Written exercise.
Your task is to locate every line holding the string "себя" and to copy each of them.

Input.
○ ○ ○ ○ ○ ○ ○
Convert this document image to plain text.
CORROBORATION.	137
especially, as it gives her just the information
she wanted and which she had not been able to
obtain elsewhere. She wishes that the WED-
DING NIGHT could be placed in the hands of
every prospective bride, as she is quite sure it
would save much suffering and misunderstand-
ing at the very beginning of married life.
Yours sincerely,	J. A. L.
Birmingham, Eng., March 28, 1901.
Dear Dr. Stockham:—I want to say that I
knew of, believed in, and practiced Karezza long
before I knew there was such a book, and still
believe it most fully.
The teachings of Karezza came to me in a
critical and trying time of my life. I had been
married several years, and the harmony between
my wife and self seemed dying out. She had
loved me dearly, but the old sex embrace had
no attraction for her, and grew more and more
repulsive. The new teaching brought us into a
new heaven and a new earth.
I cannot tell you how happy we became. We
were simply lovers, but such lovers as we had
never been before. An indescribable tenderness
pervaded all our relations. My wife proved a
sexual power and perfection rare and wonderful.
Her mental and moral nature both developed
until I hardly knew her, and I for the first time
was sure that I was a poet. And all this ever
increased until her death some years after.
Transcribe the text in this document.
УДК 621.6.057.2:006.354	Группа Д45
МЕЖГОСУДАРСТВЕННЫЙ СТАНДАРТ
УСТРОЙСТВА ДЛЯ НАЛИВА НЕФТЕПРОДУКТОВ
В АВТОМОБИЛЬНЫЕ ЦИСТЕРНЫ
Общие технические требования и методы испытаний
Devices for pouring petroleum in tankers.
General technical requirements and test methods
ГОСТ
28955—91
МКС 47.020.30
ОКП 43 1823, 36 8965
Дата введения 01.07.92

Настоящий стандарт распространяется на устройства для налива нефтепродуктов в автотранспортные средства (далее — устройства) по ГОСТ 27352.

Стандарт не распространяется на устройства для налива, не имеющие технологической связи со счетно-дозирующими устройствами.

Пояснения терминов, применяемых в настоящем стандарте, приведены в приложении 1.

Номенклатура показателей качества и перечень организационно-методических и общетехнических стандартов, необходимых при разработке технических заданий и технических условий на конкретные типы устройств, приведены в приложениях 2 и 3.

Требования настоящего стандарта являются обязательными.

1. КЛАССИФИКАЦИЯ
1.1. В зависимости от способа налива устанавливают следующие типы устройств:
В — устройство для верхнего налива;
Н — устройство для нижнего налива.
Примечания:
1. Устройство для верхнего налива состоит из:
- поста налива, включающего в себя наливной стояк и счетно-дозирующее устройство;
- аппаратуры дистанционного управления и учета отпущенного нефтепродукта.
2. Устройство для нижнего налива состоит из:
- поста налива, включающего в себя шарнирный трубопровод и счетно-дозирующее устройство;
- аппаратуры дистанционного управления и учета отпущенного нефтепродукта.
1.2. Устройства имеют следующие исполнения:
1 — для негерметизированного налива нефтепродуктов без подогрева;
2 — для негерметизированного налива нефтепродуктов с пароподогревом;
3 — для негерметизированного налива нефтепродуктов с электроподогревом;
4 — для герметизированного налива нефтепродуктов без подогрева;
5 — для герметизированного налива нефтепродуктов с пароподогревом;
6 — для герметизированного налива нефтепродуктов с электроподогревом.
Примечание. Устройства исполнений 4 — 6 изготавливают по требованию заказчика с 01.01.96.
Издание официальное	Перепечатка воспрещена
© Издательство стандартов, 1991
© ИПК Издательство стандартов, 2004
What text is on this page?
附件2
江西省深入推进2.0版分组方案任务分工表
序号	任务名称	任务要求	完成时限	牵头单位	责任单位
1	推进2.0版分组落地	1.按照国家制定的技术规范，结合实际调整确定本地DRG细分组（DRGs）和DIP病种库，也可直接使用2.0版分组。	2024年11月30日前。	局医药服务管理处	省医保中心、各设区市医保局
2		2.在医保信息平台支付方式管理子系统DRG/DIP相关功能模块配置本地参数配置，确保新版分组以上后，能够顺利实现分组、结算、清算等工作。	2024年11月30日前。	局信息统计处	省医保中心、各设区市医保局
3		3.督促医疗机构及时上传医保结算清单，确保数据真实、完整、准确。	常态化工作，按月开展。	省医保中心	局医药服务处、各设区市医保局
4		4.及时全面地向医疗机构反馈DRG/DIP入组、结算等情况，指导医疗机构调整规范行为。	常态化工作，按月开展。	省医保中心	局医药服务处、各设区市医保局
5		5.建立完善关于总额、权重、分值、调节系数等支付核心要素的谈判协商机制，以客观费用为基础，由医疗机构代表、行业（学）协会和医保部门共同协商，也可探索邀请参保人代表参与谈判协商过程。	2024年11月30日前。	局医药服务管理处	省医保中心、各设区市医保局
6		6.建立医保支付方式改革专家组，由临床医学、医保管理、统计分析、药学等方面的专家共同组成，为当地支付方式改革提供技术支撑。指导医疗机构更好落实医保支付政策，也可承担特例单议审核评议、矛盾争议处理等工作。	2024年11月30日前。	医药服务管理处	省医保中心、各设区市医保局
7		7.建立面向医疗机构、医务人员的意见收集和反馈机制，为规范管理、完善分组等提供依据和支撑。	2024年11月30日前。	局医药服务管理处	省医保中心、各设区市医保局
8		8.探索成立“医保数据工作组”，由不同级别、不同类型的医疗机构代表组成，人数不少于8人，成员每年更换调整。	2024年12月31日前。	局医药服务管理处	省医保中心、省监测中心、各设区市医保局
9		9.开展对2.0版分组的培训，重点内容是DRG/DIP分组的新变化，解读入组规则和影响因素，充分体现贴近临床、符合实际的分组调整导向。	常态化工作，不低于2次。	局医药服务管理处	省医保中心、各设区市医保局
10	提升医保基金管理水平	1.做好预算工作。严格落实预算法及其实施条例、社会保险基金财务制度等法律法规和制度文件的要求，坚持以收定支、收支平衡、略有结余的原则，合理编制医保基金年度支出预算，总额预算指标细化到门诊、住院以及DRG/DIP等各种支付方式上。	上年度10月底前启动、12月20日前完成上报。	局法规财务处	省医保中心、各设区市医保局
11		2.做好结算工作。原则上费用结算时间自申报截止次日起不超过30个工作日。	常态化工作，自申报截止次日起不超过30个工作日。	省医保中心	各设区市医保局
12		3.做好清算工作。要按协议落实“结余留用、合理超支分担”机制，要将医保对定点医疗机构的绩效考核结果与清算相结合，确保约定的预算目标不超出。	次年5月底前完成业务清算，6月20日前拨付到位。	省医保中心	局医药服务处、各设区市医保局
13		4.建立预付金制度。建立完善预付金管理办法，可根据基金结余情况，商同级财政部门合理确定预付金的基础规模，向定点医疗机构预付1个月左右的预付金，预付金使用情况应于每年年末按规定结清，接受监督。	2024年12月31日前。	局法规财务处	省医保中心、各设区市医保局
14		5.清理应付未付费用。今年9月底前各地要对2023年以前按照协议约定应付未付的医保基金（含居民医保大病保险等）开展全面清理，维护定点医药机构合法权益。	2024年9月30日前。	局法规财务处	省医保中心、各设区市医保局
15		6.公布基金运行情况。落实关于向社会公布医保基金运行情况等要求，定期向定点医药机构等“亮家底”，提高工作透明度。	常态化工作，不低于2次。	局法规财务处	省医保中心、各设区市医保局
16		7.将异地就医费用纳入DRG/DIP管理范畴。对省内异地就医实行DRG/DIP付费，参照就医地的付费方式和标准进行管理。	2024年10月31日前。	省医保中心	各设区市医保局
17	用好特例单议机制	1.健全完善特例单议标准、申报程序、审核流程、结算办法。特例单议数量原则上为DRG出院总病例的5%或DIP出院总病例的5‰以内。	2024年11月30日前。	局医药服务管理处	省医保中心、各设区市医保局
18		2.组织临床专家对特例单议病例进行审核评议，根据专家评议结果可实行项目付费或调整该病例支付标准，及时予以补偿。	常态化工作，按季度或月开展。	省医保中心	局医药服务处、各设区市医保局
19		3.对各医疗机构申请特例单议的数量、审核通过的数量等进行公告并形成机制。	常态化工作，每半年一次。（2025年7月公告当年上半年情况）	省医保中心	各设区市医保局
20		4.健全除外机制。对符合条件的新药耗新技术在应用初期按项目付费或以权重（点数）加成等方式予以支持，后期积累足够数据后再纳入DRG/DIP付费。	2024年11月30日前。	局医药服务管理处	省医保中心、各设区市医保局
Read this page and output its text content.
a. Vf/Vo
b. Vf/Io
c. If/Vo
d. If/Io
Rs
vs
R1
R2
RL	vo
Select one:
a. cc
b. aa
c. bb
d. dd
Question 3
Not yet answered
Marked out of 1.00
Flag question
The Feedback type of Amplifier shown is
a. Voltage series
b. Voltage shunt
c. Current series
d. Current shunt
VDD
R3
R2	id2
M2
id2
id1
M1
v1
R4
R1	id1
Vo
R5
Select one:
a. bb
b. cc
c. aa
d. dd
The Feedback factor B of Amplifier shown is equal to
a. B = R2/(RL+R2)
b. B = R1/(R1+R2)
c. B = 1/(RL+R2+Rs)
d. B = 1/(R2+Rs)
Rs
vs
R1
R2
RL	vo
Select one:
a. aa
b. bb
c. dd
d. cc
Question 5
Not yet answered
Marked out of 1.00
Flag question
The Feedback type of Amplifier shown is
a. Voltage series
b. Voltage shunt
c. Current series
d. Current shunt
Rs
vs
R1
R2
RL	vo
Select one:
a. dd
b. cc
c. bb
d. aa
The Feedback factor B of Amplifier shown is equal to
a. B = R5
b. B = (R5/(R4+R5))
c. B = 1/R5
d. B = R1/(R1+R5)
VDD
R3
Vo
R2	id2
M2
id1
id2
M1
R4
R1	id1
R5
○ ○ ○ ○ ○ ○ ○
Worked answer.
- поста налива, включающего в себя наливной стояк и счетно-дозирующее устройство;
- поста налива, включающего в себя шарнирный трубопровод и счетно-дозирующее устройство;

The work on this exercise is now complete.